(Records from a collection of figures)
>>
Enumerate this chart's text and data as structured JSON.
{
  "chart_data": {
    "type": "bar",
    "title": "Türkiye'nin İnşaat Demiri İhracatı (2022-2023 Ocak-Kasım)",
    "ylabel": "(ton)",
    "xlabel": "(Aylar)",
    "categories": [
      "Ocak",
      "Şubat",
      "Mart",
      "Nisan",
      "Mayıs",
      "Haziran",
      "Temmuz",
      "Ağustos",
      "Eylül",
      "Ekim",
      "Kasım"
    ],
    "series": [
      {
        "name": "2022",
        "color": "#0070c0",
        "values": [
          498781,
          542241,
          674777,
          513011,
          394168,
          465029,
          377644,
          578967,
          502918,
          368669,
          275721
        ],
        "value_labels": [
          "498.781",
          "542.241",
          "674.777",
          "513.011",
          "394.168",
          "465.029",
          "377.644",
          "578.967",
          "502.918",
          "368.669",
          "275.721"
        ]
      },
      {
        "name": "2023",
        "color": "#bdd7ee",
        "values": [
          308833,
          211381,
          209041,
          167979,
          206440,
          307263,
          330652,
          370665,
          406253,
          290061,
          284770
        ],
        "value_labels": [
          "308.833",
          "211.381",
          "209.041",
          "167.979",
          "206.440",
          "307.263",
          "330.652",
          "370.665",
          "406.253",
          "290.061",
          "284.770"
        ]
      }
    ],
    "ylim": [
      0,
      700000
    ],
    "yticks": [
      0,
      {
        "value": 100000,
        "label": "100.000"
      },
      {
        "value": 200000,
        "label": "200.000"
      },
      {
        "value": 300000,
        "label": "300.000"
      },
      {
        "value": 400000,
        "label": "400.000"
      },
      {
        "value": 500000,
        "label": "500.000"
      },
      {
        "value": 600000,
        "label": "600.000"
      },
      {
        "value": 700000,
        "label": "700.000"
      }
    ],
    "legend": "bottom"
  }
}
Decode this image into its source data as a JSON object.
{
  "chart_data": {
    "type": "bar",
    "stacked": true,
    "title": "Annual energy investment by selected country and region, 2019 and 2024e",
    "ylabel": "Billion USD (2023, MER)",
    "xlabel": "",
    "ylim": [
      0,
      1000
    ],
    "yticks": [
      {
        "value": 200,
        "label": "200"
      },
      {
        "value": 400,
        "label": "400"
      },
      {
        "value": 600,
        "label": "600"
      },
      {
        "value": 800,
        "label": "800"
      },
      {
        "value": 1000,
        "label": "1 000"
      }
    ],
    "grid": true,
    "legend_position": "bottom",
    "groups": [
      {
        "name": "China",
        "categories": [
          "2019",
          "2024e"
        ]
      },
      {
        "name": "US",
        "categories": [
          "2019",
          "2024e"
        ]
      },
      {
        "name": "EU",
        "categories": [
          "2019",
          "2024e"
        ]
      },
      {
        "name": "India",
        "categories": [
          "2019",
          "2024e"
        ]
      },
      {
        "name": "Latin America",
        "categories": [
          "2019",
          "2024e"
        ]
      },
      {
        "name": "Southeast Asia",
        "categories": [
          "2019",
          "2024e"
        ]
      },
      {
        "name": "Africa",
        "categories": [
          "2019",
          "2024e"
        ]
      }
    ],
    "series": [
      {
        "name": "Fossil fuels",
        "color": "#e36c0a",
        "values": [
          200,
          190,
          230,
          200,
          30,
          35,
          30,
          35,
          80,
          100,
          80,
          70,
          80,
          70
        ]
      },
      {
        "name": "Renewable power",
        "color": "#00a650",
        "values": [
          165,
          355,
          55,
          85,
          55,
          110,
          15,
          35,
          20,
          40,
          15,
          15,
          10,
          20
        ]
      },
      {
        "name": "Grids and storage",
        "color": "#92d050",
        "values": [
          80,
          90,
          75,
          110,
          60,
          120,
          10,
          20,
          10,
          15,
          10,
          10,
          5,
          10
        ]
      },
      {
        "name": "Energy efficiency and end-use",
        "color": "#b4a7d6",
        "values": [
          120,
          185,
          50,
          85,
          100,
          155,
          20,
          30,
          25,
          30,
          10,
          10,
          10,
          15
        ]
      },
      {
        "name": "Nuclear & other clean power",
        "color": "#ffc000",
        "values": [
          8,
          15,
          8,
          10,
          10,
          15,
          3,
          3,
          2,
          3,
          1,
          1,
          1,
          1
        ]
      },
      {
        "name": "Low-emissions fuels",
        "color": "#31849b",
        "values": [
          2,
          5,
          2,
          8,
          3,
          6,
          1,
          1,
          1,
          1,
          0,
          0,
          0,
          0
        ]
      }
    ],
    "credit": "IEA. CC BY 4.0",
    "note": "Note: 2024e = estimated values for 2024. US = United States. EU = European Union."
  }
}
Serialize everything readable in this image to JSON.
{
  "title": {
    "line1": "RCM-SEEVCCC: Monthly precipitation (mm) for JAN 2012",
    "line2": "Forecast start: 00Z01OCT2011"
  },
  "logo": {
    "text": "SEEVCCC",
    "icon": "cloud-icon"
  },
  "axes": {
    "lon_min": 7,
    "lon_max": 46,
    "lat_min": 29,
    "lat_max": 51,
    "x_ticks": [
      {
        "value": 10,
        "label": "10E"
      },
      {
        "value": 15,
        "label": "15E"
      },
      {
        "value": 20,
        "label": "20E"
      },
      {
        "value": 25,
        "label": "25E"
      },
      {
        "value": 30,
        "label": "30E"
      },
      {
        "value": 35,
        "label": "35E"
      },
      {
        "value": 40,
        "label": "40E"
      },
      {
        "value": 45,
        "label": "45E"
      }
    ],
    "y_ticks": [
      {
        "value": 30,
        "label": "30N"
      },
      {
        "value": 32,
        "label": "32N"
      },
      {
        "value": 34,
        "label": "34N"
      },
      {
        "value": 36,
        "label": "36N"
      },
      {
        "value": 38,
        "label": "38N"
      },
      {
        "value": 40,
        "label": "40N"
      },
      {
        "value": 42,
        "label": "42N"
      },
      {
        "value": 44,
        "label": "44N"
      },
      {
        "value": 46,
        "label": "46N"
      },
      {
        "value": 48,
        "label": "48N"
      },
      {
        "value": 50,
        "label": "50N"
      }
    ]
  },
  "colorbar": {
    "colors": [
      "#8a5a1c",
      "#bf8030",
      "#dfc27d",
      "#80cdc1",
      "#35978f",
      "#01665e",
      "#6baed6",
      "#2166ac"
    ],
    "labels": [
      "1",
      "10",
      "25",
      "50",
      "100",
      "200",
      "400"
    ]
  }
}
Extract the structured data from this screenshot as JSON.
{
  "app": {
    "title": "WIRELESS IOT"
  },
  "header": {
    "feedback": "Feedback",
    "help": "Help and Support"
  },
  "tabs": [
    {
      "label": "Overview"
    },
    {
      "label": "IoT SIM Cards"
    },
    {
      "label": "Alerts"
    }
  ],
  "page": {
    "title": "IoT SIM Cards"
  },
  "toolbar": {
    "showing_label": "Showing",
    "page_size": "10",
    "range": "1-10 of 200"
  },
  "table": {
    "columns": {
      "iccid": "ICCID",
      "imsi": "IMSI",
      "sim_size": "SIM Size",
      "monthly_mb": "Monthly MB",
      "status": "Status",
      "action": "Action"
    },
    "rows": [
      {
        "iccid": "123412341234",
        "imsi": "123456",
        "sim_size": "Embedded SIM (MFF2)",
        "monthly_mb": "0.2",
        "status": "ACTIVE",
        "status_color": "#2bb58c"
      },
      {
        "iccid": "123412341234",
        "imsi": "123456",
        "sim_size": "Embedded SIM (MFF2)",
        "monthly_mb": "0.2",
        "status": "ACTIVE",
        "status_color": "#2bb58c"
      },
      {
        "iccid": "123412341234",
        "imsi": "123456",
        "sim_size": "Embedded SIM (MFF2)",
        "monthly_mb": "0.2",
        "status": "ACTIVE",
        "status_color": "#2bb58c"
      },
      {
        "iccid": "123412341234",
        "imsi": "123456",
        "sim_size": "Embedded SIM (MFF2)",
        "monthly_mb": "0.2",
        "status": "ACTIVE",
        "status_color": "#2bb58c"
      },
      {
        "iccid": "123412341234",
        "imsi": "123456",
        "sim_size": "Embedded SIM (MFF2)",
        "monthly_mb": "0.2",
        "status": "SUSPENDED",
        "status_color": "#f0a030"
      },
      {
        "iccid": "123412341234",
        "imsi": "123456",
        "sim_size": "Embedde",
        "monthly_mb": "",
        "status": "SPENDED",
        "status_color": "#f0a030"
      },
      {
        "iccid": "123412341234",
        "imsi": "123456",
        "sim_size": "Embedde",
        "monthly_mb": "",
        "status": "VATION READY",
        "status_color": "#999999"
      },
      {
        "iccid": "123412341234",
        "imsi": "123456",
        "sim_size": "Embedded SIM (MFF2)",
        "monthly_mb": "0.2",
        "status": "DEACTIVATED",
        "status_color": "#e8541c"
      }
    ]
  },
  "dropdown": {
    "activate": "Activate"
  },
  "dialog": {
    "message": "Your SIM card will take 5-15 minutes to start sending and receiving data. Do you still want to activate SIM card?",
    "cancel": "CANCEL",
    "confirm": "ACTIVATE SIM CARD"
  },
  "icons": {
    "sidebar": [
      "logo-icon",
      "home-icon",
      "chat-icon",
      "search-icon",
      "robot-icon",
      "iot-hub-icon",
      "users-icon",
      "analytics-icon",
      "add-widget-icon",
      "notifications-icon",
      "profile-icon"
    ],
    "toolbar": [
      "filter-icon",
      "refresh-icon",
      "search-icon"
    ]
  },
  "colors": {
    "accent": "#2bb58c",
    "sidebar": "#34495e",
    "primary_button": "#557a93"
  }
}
<<
§ **Objective**
In the lines above, locate the string "structured". Copy every line where it occurs.

§ **The answer**
Enumerate this chart's text and data as structured JSON.
Extract the structured data from this screenshot as JSON.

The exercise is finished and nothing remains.